**TO DO:** Lines containing the string "median" are to be collected in full.

# RECORDS SUPPLIED start

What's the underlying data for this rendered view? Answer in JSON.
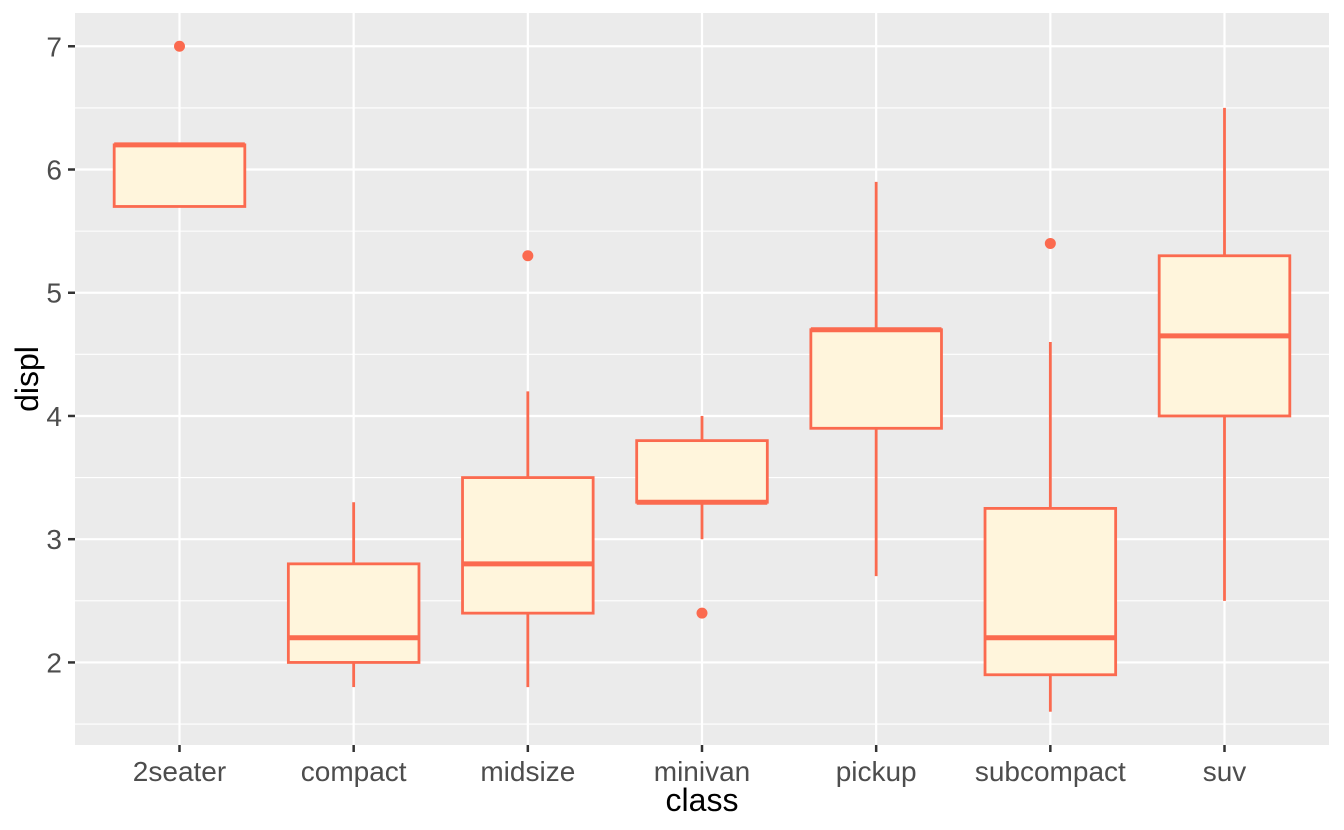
{
  "chart_data": {
    "type": "boxplot",
    "title": "",
    "xlabel": "class",
    "ylabel": "displ",
    "categories": [
      "2seater",
      "compact",
      "midsize",
      "minivan",
      "pickup",
      "subcompact",
      "suv"
    ],
    "series": [
      {
        "category": "2seater",
        "whisker_low": 5.7,
        "q1": 5.7,
        "median": 6.2,
        "q3": 6.2,
        "whisker_high": 6.2,
        "outliers": [
          7.0
        ]
      },
      {
        "category": "compact",
        "whisker_low": 1.8,
        "q1": 2.0,
        "median": 2.2,
        "q3": 2.8,
        "whisker_high": 3.3,
        "outliers": []
      },
      {
        "category": "midsize",
        "whisker_low": 1.8,
        "q1": 2.4,
        "median": 2.8,
        "q3": 3.5,
        "whisker_high": 4.2,
        "outliers": [
          5.3
        ]
      },
      {
        "category": "minivan",
        "whisker_low": 3.0,
        "q1": 3.3,
        "median": 3.3,
        "q3": 3.8,
        "whisker_high": 4.0,
        "outliers": [
          2.4
        ]
      },
      {
        "category": "pickup",
        "whisker_low": 2.7,
        "q1": 3.9,
        "median": 4.7,
        "q3": 4.7,
        "whisker_high": 5.9,
        "outliers": []
      },
      {
        "category": "subcompact",
        "whisker_low": 1.6,
        "q1": 1.9,
        "median": 2.2,
        "q3": 3.25,
        "whisker_high": 4.6,
        "outliers": [
          5.4
        ]
      },
      {
        "category": "suv",
        "whisker_low": 2.5,
        "q1": 4.0,
        "median": 4.65,
        "q3": 5.3,
        "whisker_high": 6.5,
        "outliers": []
      }
    ],
    "y_ticks": [
      2,
      3,
      4,
      5,
      6,
      7
    ],
    "y_minor_gridlines": [
      1.5,
      2.5,
      3.5,
      4.5,
      5.5,
      6.5
    ],
    "ylim": [
      1.33,
      7.27
    ],
    "grid": true,
    "legend": false,
    "colors": {
      "box_stroke": "#FB6A4F",
      "box_fill": "#FFF5DC",
      "outlier": "#FB6A4F",
      "panel_background": "#EBEBEB",
      "gridline": "#FFFFFF",
      "tick_mark": "#333333",
      "tick_label": "#4D4D4D",
      "axis_title": "#000000",
      "figure_background": "#FFFFFF"
    }
  }
}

# RECORDS SUPPLIED end

**EXERCISE SOLUTION:**
        "median": 6.2,
        "median": 2.2,
        "median": 2.8,
        "median": 3.3,
        "median": 4.7,
        "median": 2.2,
        "median": 4.65,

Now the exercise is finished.